* [Problem to solve]: Across the listing below, how many lines hold "negative"? Reply with the number by itself.

* [Data rows]:
--------------------------------------------------
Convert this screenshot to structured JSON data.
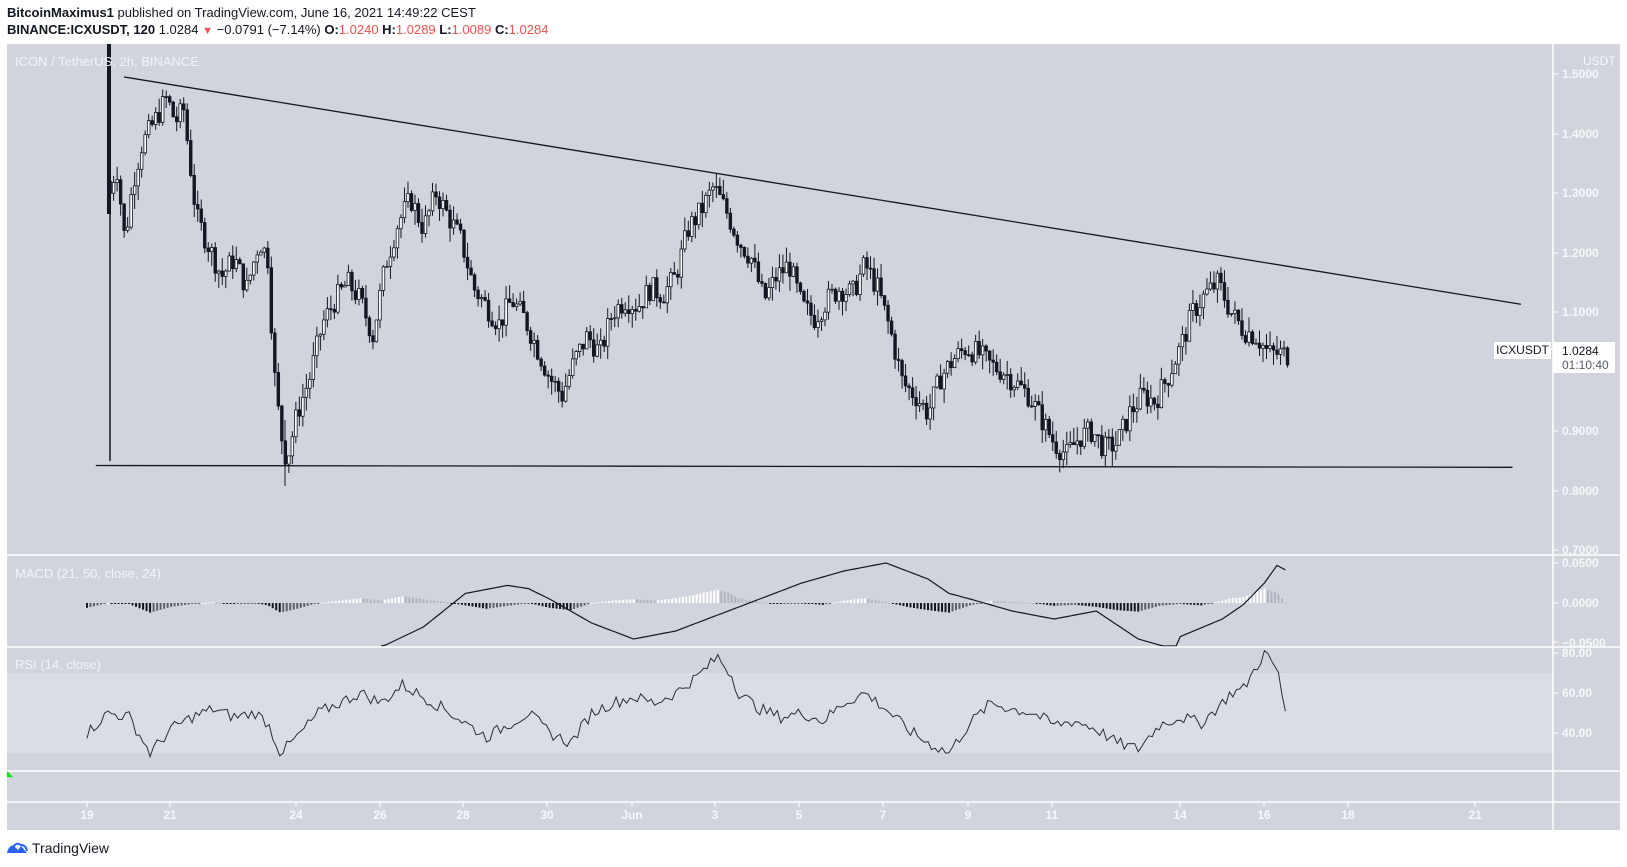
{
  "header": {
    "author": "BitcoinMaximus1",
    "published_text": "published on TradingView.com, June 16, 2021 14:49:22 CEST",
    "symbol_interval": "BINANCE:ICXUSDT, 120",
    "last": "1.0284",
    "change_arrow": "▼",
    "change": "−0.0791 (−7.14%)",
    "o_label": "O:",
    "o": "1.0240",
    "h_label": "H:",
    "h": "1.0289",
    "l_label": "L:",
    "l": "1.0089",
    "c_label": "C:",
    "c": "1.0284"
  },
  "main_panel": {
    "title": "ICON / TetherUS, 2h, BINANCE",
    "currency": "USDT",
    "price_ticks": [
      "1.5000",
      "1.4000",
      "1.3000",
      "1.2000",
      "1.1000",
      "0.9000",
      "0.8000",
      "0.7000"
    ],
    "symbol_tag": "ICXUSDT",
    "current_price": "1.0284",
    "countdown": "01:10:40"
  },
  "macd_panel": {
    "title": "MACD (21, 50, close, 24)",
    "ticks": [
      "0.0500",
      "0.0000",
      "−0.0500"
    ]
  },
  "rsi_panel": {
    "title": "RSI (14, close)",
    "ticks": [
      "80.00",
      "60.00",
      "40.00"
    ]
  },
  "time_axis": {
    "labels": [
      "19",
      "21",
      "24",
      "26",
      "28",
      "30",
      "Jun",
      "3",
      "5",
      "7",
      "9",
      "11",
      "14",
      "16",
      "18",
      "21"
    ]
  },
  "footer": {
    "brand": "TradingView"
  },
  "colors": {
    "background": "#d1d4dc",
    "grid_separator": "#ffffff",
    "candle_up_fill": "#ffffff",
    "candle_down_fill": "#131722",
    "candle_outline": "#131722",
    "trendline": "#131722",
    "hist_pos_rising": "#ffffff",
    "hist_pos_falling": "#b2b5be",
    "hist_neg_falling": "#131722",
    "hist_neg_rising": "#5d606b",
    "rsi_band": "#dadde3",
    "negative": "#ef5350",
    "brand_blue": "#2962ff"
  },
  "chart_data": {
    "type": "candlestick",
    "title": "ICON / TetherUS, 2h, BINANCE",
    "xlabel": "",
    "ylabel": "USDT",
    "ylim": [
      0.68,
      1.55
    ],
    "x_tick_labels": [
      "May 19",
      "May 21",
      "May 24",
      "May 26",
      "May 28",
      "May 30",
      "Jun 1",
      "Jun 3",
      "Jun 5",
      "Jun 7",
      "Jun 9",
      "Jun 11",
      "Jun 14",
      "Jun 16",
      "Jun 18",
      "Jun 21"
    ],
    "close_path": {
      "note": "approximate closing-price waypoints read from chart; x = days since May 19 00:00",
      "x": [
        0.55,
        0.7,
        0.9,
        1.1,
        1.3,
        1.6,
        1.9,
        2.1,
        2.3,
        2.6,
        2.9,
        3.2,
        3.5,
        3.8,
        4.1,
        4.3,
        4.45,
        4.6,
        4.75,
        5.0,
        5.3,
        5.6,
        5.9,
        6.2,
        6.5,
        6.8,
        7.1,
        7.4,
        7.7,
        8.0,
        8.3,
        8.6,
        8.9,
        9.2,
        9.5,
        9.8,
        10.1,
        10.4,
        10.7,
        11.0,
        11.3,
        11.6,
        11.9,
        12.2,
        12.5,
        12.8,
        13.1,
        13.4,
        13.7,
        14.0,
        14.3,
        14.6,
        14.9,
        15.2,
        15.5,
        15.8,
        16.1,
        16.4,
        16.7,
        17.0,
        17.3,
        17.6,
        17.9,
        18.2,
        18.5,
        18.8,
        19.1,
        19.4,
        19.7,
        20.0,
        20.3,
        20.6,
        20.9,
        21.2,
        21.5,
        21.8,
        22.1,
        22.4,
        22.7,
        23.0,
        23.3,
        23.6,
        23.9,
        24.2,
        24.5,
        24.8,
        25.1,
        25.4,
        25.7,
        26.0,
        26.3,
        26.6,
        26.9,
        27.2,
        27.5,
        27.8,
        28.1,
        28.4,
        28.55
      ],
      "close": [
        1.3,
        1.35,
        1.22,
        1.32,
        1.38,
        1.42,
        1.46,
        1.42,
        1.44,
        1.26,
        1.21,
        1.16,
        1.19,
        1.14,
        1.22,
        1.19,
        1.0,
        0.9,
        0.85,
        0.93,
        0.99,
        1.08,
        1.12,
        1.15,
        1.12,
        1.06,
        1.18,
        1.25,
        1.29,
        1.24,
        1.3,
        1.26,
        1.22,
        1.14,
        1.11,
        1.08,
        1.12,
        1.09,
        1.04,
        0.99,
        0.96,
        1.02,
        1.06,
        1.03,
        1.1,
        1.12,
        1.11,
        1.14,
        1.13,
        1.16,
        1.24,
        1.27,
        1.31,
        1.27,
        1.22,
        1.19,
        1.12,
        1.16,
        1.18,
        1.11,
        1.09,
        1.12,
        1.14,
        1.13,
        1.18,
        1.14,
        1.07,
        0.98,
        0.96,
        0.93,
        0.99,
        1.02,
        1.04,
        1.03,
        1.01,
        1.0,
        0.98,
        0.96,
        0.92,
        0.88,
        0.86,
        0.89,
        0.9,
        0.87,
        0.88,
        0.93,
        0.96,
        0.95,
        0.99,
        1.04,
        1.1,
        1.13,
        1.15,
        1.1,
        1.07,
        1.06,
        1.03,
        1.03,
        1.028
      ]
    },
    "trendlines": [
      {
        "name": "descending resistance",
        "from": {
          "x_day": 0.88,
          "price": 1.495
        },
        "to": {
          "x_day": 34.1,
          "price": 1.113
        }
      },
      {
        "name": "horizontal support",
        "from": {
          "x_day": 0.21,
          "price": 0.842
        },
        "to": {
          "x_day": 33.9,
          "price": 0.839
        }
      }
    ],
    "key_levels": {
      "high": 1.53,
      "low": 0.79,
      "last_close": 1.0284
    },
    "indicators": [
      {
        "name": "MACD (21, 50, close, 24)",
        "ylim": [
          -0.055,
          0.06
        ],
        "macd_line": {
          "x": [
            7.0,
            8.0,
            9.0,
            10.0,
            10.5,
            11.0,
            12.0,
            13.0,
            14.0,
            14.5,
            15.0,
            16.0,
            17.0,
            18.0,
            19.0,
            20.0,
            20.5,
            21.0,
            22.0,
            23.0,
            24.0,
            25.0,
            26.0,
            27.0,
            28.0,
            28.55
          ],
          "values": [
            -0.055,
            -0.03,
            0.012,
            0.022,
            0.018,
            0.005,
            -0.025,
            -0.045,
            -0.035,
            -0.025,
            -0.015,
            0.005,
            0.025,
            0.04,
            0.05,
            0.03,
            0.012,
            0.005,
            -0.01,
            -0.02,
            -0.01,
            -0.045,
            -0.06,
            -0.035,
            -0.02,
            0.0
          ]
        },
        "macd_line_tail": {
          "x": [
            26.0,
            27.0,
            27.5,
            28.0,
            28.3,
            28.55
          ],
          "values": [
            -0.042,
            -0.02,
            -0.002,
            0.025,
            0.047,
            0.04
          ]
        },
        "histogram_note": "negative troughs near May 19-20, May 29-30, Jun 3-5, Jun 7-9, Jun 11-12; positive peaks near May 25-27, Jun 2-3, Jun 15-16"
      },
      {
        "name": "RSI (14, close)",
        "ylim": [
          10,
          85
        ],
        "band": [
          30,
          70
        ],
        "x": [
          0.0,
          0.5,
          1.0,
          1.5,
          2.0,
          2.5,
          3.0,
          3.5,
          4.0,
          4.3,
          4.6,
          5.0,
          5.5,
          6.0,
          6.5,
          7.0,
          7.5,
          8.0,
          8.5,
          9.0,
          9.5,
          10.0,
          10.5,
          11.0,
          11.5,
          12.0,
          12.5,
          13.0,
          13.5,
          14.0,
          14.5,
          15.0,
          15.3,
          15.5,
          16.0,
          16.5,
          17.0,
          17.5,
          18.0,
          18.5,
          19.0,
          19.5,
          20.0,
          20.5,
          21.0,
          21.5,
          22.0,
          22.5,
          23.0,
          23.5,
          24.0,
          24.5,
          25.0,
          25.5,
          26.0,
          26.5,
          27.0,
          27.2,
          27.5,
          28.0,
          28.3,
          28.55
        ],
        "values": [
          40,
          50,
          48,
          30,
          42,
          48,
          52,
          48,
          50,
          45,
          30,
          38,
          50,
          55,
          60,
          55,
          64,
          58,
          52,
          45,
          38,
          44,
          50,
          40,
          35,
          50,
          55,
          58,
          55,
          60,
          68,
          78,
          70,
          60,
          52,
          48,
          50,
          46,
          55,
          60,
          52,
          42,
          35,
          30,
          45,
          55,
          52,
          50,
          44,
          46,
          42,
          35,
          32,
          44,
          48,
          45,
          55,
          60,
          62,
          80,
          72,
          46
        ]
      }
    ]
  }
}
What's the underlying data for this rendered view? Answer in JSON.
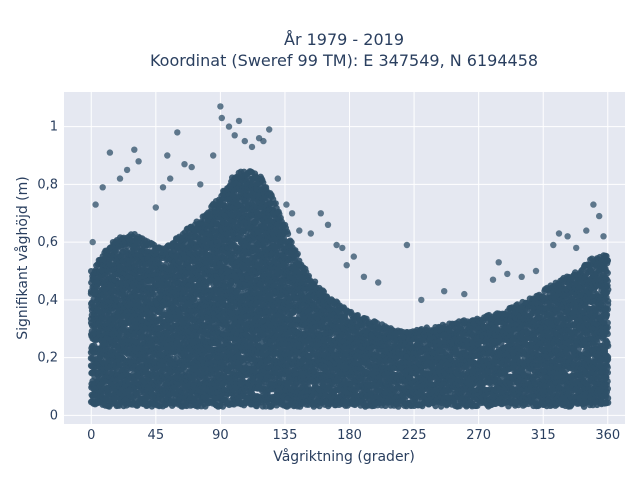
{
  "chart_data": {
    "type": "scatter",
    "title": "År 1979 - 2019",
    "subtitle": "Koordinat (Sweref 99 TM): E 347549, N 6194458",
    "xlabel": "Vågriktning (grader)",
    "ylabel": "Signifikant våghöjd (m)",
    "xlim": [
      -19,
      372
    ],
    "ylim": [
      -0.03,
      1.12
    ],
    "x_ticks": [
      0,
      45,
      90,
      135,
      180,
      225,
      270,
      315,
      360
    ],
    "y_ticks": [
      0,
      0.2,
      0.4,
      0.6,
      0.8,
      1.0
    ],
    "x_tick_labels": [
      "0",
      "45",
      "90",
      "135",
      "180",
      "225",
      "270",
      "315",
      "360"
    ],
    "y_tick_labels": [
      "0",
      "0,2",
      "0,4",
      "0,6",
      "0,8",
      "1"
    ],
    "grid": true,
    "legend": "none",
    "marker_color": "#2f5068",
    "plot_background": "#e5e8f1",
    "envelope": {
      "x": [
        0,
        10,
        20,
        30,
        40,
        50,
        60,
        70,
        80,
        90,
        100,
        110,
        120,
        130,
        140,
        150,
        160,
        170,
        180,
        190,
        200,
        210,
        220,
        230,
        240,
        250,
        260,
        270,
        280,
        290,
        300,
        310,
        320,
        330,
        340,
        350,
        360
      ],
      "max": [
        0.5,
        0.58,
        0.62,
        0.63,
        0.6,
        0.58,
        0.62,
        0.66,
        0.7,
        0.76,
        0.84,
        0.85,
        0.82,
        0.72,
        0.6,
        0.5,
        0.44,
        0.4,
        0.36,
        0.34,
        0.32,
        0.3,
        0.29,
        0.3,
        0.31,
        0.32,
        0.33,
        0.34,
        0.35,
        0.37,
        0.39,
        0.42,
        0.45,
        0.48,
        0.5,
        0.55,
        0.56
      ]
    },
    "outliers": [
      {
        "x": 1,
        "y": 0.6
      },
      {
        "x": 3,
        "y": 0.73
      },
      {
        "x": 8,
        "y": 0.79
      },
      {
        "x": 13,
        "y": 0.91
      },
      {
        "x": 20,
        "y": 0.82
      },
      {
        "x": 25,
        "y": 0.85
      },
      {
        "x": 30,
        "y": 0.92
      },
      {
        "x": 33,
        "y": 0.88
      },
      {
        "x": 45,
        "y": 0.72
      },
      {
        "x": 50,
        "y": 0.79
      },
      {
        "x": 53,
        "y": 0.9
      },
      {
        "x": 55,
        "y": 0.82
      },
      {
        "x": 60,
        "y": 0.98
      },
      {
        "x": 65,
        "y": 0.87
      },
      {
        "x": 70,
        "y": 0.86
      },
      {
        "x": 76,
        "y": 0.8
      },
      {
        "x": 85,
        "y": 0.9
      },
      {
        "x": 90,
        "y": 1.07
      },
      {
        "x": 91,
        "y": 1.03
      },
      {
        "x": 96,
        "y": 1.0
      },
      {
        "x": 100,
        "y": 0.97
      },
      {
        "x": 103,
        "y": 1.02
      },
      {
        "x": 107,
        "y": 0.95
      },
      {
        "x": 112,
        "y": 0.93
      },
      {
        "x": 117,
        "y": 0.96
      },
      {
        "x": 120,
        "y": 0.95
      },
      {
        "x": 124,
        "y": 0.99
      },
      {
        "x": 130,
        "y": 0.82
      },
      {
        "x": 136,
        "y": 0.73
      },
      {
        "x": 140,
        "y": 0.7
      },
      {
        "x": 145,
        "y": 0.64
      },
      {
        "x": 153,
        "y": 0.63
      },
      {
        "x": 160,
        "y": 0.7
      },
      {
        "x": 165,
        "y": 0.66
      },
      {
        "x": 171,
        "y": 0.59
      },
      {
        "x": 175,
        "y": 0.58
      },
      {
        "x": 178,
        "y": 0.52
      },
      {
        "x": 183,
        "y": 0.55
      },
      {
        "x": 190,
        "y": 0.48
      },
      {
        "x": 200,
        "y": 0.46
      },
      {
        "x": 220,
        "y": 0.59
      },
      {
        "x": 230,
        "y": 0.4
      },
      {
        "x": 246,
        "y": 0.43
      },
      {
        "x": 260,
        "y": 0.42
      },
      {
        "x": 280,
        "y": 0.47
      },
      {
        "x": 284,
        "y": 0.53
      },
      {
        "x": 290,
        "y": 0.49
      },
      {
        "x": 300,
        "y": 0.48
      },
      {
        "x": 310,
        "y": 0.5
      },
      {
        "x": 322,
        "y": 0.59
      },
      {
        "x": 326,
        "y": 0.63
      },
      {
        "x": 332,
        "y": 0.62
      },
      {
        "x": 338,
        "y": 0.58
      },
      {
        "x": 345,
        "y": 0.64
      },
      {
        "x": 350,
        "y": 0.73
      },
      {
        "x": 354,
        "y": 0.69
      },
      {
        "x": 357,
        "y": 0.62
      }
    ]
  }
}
--------------------------------------------------
* [Right answer]: 2